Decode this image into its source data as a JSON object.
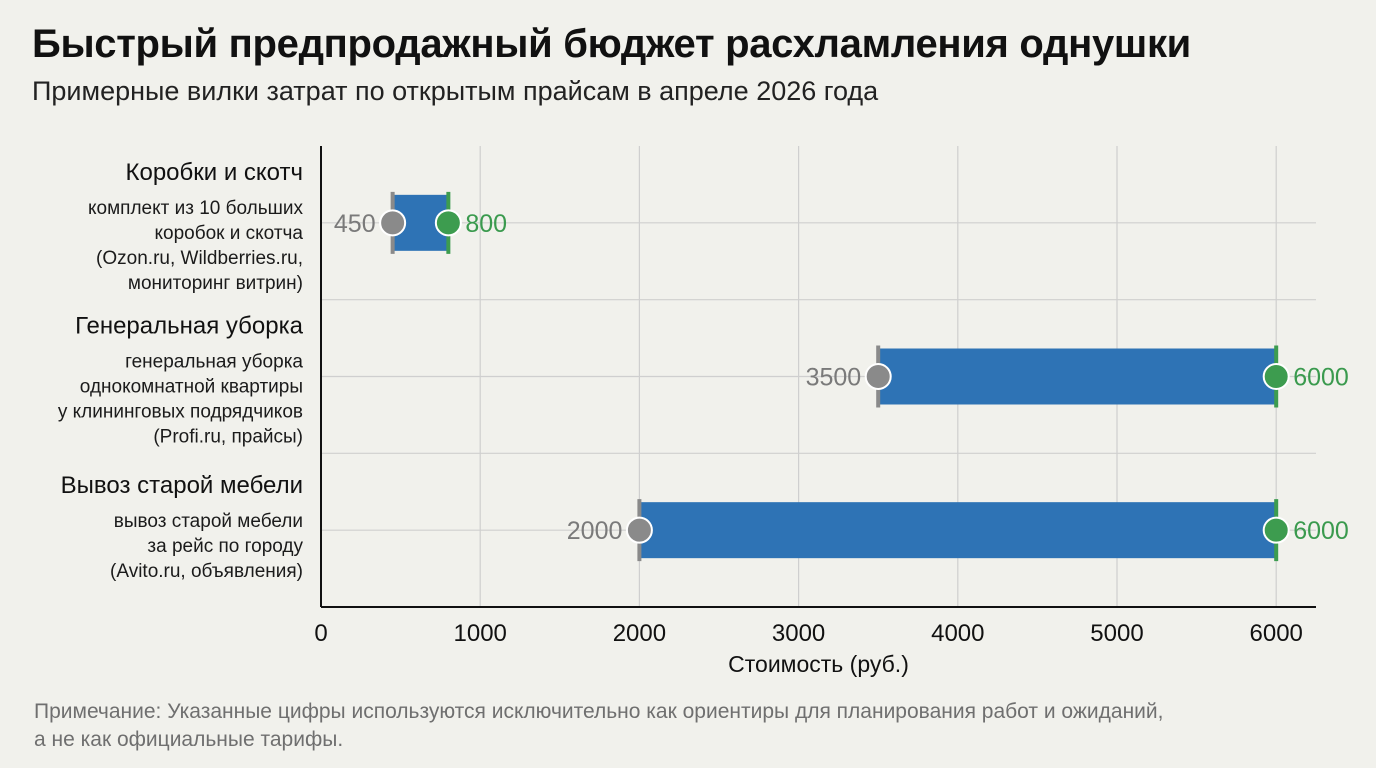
{
  "title": "Быстрый предпродажный бюджет расхламления однушки",
  "subtitle": "Примерные вилки затрат по открытым прайсам в апреле 2026 года",
  "note_lines": [
    "Примечание: Указанные цифры используются исключительно как ориентиры для планирования работ и ожиданий,",
    "а не как официальные тарифы."
  ],
  "colors": {
    "bar": "#2e73b5",
    "min_marker": "#8a8a8a",
    "max_marker": "#3d9c4f",
    "grid": "#cfcfcf",
    "background": "#f1f1ec"
  },
  "chart_data": {
    "type": "bar",
    "orientation": "horizontal-range",
    "xlabel": "Стоимость (руб.)",
    "xlim": [
      0,
      6250
    ],
    "xticks": [
      0,
      1000,
      2000,
      3000,
      4000,
      5000,
      6000
    ],
    "grid": true,
    "categories": [
      {
        "title": "Коробки и скотч",
        "desc": [
          "комплект из 10 больших",
          "коробок и скотча",
          "(Ozon.ru, Wildberries.ru,",
          "мониторинг витрин)"
        ],
        "min": 450,
        "max": 800
      },
      {
        "title": "Генеральная уборка",
        "desc": [
          "генеральная уборка",
          "однокомнатной квартиры",
          "у клининговых подрядчиков",
          "(Profi.ru, прайсы)"
        ],
        "min": 3500,
        "max": 6000
      },
      {
        "title": "Вывоз старой мебели",
        "desc": [
          "вывоз старой мебели",
          "за рейс по городу",
          "(Avito.ru, объявления)"
        ],
        "min": 2000,
        "max": 6000
      }
    ]
  }
}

TASK TO CARRY OUT
An exact transcription of all the entries is required, without the pictures.

WRITTEN ANSWER
Decode this image into its source data as a JSON object.
{
  "title": "Быстрый предпродажный бюджет расхламления однушки",
  "subtitle": "Примерные вилки затрат по открытым прайсам в апреле 2026 года",
  "note_lines": [
    "Примечание: Указанные цифры используются исключительно как ориентиры для планирования работ и ожиданий,",
    "а не как официальные тарифы."
  ],
  "colors": {
    "bar": "#2e73b5",
    "min_marker": "#8a8a8a",
    "max_marker": "#3d9c4f",
    "grid": "#cfcfcf",
    "background": "#f1f1ec"
  },
  "chart_data": {
    "type": "bar",
    "orientation": "horizontal-range",
    "xlabel": "Стоимость (руб.)",
    "xlim": [
      0,
      6250
    ],
    "xticks": [
      0,
      1000,
      2000,
      3000,
      4000,
      5000,
      6000
    ],
    "grid": true,
    "categories": [
      {
        "title": "Коробки и скотч",
        "desc": [
          "комплект из 10 больших",
          "коробок и скотча",
          "(Ozon.ru, Wildberries.ru,",
          "мониторинг витрин)"
        ],
        "min": 450,
        "max": 800
      },
      {
        "title": "Генеральная уборка",
        "desc": [
          "генеральная уборка",
          "однокомнатной квартиры",
          "у клининговых подрядчиков",
          "(Profi.ru, прайсы)"
        ],
        "min": 3500,
        "max": 6000
      },
      {
        "title": "Вывоз старой мебели",
        "desc": [
          "вывоз старой мебели",
          "за рейс по городу",
          "(Avito.ru, объявления)"
        ],
        "min": 2000,
        "max": 6000
      }
    ]
  }
}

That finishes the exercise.